Supplied information ▸
# # # #

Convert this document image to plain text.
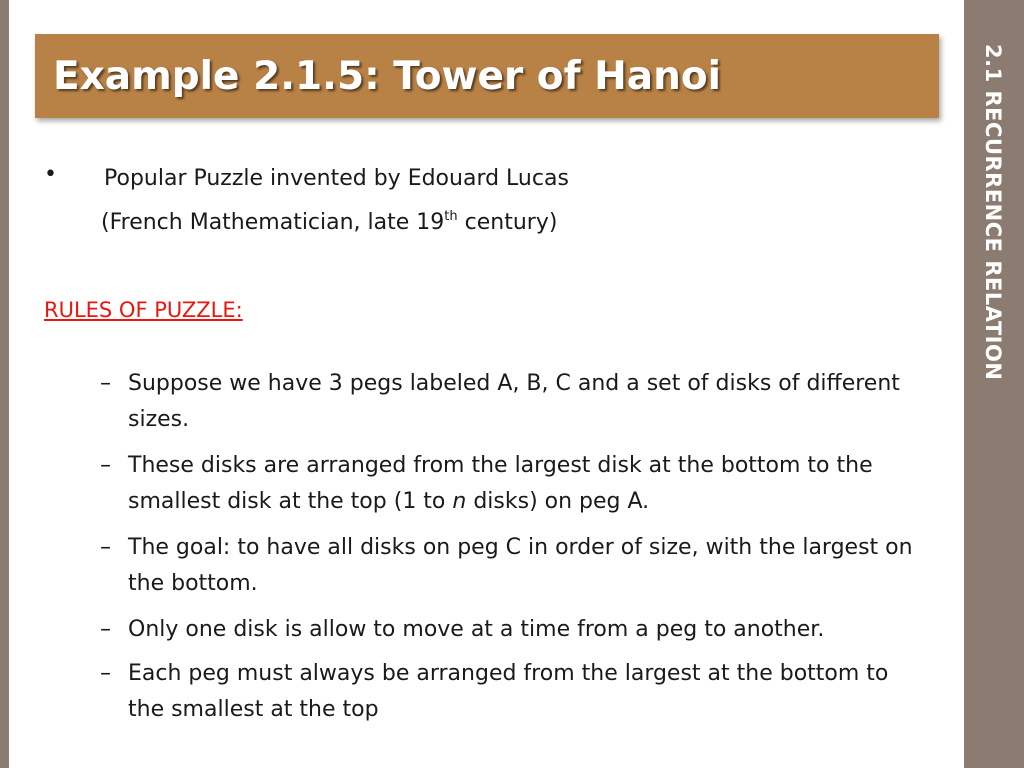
2.1 RECURRENCE RELATION
Example 2.1.5: Tower of Hanoi
• Popular Puzzle invented by Edouard Lucas
(French Mathematician, late 19th century)
RULES OF PUZZLE:
– Suppose we have 3 pegs labeled A, B, C and a set of disks of different sizes.
– These disks are arranged from the largest disk at the bottom to the smallest disk at the top (1 to n disks) on peg A.
– The goal: to have all disks on peg C in order of size, with the largest on the bottom.
– Only one disk is allow to move at a time from a peg to another.
– Each peg must always be arranged from the largest at the bottom to the smallest at the top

# # # #

What you will do ▸ Search the records above for "largest". Copy each line where it is found.

Answer in full ▸
– These disks are arranged from the largest disk at the bottom to the smallest disk at the top (1 to n disks) on peg A.
– The goal: to have all disks on peg C in order of size, with the largest on the bottom.
– Each peg must always be arranged from the largest at the bottom to the smallest at the top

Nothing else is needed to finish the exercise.